__RECORDS PROVIDED__

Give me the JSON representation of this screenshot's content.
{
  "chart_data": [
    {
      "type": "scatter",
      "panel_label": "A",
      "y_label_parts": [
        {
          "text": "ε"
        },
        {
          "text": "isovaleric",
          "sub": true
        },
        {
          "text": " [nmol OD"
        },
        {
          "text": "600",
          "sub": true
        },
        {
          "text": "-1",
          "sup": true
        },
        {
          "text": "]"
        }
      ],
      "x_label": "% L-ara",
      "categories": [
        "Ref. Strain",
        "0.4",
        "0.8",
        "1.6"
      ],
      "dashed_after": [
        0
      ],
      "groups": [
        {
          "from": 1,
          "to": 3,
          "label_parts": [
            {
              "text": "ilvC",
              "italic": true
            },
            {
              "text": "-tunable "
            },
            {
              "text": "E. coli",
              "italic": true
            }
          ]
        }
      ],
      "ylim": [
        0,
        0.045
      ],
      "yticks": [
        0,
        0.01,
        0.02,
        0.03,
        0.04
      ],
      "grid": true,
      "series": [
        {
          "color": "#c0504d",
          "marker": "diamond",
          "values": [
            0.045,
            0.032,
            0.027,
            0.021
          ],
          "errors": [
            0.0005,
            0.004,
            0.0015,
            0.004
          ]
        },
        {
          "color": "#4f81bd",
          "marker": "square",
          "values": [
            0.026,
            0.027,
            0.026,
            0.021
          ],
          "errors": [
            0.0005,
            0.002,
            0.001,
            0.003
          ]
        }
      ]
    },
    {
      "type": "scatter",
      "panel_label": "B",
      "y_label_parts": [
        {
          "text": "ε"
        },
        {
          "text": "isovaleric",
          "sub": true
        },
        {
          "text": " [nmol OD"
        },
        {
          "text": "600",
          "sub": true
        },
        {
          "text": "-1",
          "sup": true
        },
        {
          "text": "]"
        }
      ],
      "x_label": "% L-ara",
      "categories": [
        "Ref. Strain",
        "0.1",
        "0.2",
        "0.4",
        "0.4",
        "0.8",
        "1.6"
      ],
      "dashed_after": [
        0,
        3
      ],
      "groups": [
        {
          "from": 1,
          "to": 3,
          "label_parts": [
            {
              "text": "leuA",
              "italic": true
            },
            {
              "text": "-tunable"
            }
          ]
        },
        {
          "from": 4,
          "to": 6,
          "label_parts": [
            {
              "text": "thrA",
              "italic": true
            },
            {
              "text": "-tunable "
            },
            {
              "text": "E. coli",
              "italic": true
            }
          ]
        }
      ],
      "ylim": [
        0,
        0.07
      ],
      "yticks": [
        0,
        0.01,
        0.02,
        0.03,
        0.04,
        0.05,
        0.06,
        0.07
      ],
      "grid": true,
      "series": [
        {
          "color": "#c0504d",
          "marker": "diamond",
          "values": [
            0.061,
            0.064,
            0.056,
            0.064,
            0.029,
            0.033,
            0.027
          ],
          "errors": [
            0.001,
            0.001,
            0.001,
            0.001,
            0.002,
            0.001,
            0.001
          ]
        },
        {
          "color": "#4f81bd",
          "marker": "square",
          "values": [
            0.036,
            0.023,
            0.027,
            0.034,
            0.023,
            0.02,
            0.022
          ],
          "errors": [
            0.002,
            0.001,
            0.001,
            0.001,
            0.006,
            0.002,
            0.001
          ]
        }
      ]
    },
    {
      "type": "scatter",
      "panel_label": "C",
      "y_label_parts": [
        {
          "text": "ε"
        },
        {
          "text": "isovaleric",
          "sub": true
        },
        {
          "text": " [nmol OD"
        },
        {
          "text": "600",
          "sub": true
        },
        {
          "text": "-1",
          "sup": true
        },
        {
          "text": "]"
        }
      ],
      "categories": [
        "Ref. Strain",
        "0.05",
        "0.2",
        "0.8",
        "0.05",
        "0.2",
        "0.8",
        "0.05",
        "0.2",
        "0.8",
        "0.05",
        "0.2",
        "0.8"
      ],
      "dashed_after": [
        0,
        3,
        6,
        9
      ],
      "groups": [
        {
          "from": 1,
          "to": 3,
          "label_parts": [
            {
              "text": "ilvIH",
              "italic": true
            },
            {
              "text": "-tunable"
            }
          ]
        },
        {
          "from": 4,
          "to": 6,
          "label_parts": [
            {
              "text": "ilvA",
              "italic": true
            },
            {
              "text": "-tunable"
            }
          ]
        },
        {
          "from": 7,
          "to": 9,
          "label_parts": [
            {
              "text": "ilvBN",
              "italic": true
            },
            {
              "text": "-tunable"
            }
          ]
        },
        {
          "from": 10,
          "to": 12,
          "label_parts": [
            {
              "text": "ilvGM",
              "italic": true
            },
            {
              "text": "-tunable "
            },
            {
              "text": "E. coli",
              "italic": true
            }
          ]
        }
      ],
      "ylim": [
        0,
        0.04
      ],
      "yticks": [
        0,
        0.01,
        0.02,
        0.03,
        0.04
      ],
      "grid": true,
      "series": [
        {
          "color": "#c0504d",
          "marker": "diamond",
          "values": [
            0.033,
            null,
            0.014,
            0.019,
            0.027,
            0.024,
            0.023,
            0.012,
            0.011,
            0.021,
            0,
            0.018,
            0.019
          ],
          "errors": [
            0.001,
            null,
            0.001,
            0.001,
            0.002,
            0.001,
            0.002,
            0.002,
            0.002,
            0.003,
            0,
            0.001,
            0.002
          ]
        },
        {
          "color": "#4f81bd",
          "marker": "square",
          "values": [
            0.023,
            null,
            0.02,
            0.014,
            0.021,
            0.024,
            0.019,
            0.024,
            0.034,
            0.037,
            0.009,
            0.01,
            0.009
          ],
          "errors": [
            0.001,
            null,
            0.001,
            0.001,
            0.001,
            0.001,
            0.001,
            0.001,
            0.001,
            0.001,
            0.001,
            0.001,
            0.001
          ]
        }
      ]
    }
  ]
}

__SHORT EXERCISE__
Output every line above without altering anything.

__FINAL ANSWER__
Give me the JSON representation of this screenshot's content.
{
  "chart_data": [
    {
      "type": "scatter",
      "panel_label": "A",
      "y_label_parts": [
        {
          "text": "ε"
        },
        {
          "text": "isovaleric",
          "sub": true
        },
        {
          "text": " [nmol OD"
        },
        {
          "text": "600",
          "sub": true
        },
        {
          "text": "-1",
          "sup": true
        },
        {
          "text": "]"
        }
      ],
      "x_label": "% L-ara",
      "categories": [
        "Ref. Strain",
        "0.4",
        "0.8",
        "1.6"
      ],
      "dashed_after": [
        0
      ],
      "groups": [
        {
          "from": 1,
          "to": 3,
          "label_parts": [
            {
              "text": "ilvC",
              "italic": true
            },
            {
              "text": "-tunable "
            },
            {
              "text": "E. coli",
              "italic": true
            }
          ]
        }
      ],
      "ylim": [
        0,
        0.045
      ],
      "yticks": [
        0,
        0.01,
        0.02,
        0.03,
        0.04
      ],
      "grid": true,
      "series": [
        {
          "color": "#c0504d",
          "marker": "diamond",
          "values": [
            0.045,
            0.032,
            0.027,
            0.021
          ],
          "errors": [
            0.0005,
            0.004,
            0.0015,
            0.004
          ]
        },
        {
          "color": "#4f81bd",
          "marker": "square",
          "values": [
            0.026,
            0.027,
            0.026,
            0.021
          ],
          "errors": [
            0.0005,
            0.002,
            0.001,
            0.003
          ]
        }
      ]
    },
    {
      "type": "scatter",
      "panel_label": "B",
      "y_label_parts": [
        {
          "text": "ε"
        },
        {
          "text": "isovaleric",
          "sub": true
        },
        {
          "text": " [nmol OD"
        },
        {
          "text": "600",
          "sub": true
        },
        {
          "text": "-1",
          "sup": true
        },
        {
          "text": "]"
        }
      ],
      "x_label": "% L-ara",
      "categories": [
        "Ref. Strain",
        "0.1",
        "0.2",
        "0.4",
        "0.4",
        "0.8",
        "1.6"
      ],
      "dashed_after": [
        0,
        3
      ],
      "groups": [
        {
          "from": 1,
          "to": 3,
          "label_parts": [
            {
              "text": "leuA",
              "italic": true
            },
            {
              "text": "-tunable"
            }
          ]
        },
        {
          "from": 4,
          "to": 6,
          "label_parts": [
            {
              "text": "thrA",
              "italic": true
            },
            {
              "text": "-tunable "
            },
            {
              "text": "E. coli",
              "italic": true
            }
          ]
        }
      ],
      "ylim": [
        0,
        0.07
      ],
      "yticks": [
        0,
        0.01,
        0.02,
        0.03,
        0.04,
        0.05,
        0.06,
        0.07
      ],
      "grid": true,
      "series": [
        {
          "color": "#c0504d",
          "marker": "diamond",
          "values": [
            0.061,
            0.064,
            0.056,
            0.064,
            0.029,
            0.033,
            0.027
          ],
          "errors": [
            0.001,
            0.001,
            0.001,
            0.001,
            0.002,
            0.001,
            0.001
          ]
        },
        {
          "color": "#4f81bd",
          "marker": "square",
          "values": [
            0.036,
            0.023,
            0.027,
            0.034,
            0.023,
            0.02,
            0.022
          ],
          "errors": [
            0.002,
            0.001,
            0.001,
            0.001,
            0.006,
            0.002,
            0.001
          ]
        }
      ]
    },
    {
      "type": "scatter",
      "panel_label": "C",
      "y_label_parts": [
        {
          "text": "ε"
        },
        {
          "text": "isovaleric",
          "sub": true
        },
        {
          "text": " [nmol OD"
        },
        {
          "text": "600",
          "sub": true
        },
        {
          "text": "-1",
          "sup": true
        },
        {
          "text": "]"
        }
      ],
      "categories": [
        "Ref. Strain",
        "0.05",
        "0.2",
        "0.8",
        "0.05",
        "0.2",
        "0.8",
        "0.05",
        "0.2",
        "0.8",
        "0.05",
        "0.2",
        "0.8"
      ],
      "dashed_after": [
        0,
        3,
        6,
        9
      ],
      "groups": [
        {
          "from": 1,
          "to": 3,
          "label_parts": [
            {
              "text": "ilvIH",
              "italic": true
            },
            {
              "text": "-tunable"
            }
          ]
        },
        {
          "from": 4,
          "to": 6,
          "label_parts": [
            {
              "text": "ilvA",
              "italic": true
            },
            {
              "text": "-tunable"
            }
          ]
        },
        {
          "from": 7,
          "to": 9,
          "label_parts": [
            {
              "text": "ilvBN",
              "italic": true
            },
            {
              "text": "-tunable"
            }
          ]
        },
        {
          "from": 10,
          "to": 12,
          "label_parts": [
            {
              "text": "ilvGM",
              "italic": true
            },
            {
              "text": "-tunable "
            },
            {
              "text": "E. coli",
              "italic": true
            }
          ]
        }
      ],
      "ylim": [
        0,
        0.04
      ],
      "yticks": [
        0,
        0.01,
        0.02,
        0.03,
        0.04
      ],
      "grid": true,
      "series": [
        {
          "color": "#c0504d",
          "marker": "diamond",
          "values": [
            0.033,
            null,
            0.014,
            0.019,
            0.027,
            0.024,
            0.023,
            0.012,
            0.011,
            0.021,
            0,
            0.018,
            0.019
          ],
          "errors": [
            0.001,
            null,
            0.001,
            0.001,
            0.002,
            0.001,
            0.002,
            0.002,
            0.002,
            0.003,
            0,
            0.001,
            0.002
          ]
        },
        {
          "color": "#4f81bd",
          "marker": "square",
          "values": [
            0.023,
            null,
            0.02,
            0.014,
            0.021,
            0.024,
            0.019,
            0.024,
            0.034,
            0.037,
            0.009,
            0.01,
            0.009
          ],
          "errors": [
            0.001,
            null,
            0.001,
            0.001,
            0.001,
            0.001,
            0.001,
            0.001,
            0.001,
            0.001,
            0.001,
            0.001,
            0.001
          ]
        }
      ]
    }
  ]
}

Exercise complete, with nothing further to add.